Goal of the exercise — Go through the listing below and list every line with "Größe".

Supplied information —
..........
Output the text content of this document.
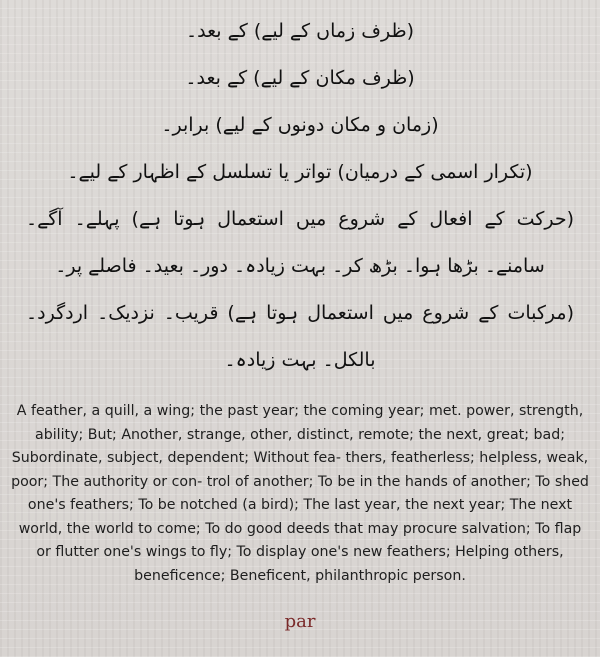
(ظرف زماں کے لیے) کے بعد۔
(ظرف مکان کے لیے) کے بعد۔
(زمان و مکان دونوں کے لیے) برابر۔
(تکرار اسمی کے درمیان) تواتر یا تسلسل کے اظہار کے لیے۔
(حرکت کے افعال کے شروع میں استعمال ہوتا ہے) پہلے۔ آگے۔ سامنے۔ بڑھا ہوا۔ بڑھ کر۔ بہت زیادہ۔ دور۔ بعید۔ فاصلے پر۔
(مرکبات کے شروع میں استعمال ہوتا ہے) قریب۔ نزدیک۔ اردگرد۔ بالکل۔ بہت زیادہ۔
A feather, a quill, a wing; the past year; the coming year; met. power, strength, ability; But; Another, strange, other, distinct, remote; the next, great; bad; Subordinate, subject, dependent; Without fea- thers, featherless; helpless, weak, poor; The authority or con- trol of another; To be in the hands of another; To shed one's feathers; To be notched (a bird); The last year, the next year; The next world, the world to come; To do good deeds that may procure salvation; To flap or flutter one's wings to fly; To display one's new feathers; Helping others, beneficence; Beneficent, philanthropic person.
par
..........
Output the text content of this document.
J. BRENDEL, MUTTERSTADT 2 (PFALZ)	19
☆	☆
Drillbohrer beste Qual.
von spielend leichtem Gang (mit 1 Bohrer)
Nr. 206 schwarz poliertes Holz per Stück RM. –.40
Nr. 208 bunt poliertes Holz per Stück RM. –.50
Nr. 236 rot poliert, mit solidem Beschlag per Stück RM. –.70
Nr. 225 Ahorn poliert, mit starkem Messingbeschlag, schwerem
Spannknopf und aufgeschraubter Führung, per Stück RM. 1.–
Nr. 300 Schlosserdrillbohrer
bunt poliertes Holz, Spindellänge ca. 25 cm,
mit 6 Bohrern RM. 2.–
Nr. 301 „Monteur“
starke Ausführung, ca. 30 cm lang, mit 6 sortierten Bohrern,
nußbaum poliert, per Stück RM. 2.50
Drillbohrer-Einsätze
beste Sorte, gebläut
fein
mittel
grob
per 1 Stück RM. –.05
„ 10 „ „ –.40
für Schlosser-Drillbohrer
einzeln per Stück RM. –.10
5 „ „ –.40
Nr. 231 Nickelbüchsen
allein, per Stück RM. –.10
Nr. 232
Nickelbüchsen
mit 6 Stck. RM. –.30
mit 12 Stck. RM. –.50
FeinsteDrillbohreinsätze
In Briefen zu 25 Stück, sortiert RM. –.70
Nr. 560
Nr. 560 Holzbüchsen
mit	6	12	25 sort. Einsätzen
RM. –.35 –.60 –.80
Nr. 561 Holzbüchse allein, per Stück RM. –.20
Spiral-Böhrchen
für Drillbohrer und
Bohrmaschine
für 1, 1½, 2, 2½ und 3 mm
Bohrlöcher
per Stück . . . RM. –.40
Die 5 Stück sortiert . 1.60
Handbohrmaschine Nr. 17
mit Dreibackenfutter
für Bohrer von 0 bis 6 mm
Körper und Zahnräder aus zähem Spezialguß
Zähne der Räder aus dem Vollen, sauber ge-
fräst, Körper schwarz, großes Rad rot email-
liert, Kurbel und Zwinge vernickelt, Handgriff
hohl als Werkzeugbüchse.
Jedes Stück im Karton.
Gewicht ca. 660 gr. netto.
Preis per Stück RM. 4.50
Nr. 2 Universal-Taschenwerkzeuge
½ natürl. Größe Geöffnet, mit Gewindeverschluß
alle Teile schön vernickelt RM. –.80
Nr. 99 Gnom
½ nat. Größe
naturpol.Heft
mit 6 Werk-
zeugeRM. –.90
..........
The result —
½ natürl. Größe Geöffnet, mit Gewindeverschluß
½ nat. Größe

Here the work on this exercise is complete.